(Collection entries)
■ ■ ■ ■

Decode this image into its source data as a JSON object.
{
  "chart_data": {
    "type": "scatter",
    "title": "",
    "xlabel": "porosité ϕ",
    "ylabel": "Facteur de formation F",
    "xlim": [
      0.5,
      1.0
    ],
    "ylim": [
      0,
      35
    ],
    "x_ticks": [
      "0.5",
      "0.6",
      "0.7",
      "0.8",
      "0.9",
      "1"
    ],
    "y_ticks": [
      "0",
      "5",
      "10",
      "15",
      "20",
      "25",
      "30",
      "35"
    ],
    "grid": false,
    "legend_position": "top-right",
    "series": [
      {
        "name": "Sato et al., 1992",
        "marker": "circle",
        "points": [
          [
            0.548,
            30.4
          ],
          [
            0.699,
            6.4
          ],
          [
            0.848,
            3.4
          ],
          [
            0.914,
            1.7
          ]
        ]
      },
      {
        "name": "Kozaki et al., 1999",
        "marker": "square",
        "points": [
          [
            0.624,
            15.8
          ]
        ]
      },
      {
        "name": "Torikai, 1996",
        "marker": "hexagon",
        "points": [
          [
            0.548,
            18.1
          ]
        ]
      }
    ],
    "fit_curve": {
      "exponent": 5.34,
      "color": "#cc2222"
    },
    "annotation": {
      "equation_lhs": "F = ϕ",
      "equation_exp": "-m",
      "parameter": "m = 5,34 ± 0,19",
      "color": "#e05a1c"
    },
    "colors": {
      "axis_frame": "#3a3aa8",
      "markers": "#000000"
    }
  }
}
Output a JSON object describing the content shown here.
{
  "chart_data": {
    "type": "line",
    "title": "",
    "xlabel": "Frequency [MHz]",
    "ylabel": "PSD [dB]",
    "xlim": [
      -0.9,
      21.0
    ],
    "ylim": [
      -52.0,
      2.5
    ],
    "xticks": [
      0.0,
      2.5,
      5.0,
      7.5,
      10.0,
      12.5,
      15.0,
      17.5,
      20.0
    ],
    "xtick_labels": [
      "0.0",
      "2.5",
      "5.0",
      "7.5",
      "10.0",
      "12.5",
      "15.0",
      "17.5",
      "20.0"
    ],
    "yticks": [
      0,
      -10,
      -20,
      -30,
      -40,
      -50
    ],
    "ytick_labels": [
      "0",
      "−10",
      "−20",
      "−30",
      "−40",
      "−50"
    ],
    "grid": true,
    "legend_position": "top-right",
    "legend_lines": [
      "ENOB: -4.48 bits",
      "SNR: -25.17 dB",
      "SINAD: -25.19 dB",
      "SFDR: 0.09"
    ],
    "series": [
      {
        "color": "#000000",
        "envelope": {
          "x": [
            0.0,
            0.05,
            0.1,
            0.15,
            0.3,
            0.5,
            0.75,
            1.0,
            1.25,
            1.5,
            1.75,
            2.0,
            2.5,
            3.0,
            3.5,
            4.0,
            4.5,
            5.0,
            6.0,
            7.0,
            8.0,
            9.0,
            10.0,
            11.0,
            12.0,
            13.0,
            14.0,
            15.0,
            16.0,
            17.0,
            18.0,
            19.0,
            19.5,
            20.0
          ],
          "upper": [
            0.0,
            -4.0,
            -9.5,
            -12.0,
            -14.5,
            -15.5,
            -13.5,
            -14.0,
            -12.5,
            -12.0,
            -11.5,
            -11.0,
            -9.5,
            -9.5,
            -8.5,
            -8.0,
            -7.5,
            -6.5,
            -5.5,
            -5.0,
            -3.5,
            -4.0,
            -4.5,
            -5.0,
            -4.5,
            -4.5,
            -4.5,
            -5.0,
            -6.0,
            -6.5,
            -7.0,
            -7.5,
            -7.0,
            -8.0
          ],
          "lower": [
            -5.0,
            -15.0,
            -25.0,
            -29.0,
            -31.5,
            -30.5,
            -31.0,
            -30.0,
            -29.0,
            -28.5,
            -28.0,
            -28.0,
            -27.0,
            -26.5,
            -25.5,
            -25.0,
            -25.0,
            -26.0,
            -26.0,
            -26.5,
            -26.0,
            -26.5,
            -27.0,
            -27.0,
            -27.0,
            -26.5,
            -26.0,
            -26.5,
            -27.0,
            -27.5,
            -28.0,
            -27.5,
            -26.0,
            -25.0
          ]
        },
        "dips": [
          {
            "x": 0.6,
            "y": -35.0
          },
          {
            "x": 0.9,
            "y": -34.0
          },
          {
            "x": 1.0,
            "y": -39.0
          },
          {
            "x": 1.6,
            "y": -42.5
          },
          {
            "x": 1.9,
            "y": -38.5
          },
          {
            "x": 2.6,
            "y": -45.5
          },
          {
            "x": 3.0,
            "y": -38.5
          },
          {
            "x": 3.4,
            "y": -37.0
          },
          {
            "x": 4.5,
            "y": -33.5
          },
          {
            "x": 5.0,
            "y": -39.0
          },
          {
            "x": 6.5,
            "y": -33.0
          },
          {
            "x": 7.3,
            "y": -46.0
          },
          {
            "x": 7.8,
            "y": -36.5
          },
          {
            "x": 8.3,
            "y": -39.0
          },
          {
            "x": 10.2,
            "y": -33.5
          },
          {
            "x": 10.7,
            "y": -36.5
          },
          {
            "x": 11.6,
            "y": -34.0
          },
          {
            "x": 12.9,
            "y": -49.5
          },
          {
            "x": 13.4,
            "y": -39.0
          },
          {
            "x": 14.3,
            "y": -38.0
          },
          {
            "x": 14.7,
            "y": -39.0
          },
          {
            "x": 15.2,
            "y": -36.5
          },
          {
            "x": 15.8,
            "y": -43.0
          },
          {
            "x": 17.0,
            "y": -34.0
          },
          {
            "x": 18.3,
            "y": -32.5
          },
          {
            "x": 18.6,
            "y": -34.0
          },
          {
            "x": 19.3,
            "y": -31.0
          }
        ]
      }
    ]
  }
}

■ ■ ■ ■

From the records above, pick out and copy each line holding the word "xlabel".

[Response to the task]
    "xlabel": "porosité ϕ",
    "xlabel": "Frequency [MHz]",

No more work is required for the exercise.